DATA EXCERPTS:
= = = =

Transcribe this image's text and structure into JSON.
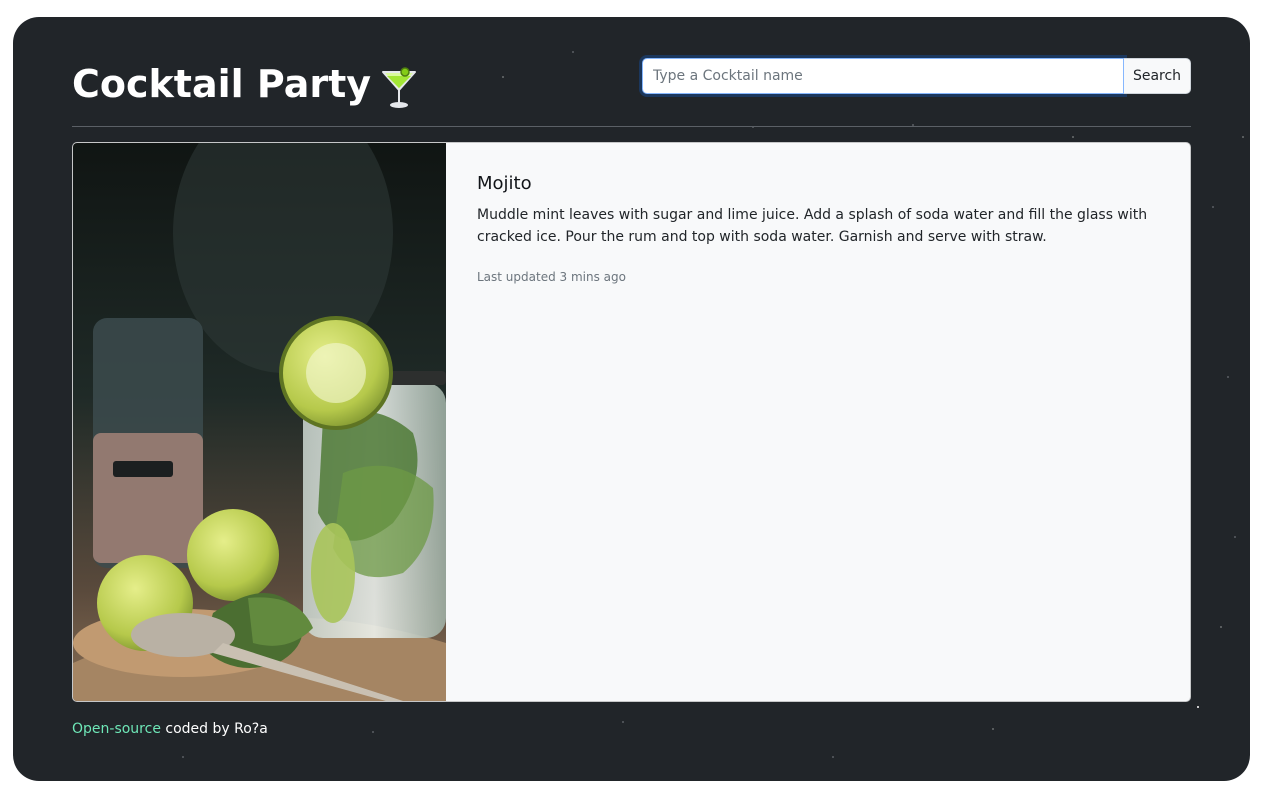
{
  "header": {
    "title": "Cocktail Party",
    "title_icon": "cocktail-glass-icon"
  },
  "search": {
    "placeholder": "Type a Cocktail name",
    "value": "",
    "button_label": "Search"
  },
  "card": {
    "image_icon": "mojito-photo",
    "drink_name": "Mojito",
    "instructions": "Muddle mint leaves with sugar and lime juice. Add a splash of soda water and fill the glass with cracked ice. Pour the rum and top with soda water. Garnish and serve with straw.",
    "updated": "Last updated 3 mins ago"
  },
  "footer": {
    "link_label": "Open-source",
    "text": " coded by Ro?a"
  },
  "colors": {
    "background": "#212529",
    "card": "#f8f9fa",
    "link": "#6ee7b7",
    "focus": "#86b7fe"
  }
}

= = = =

TASK:
All records should be output exactly, with the pictures left out.

TASK RESULT:
Transcribe this image's text and structure into JSON.
{
  "header": {
    "title": "Cocktail Party",
    "title_icon": "cocktail-glass-icon"
  },
  "search": {
    "placeholder": "Type a Cocktail name",
    "value": "",
    "button_label": "Search"
  },
  "card": {
    "image_icon": "mojito-photo",
    "drink_name": "Mojito",
    "instructions": "Muddle mint leaves with sugar and lime juice. Add a splash of soda water and fill the glass with cracked ice. Pour the rum and top with soda water. Garnish and serve with straw.",
    "updated": "Last updated 3 mins ago"
  },
  "footer": {
    "link_label": "Open-source",
    "text": " coded by Ro?a"
  },
  "colors": {
    "background": "#212529",
    "card": "#f8f9fa",
    "link": "#6ee7b7",
    "focus": "#86b7fe"
  }
}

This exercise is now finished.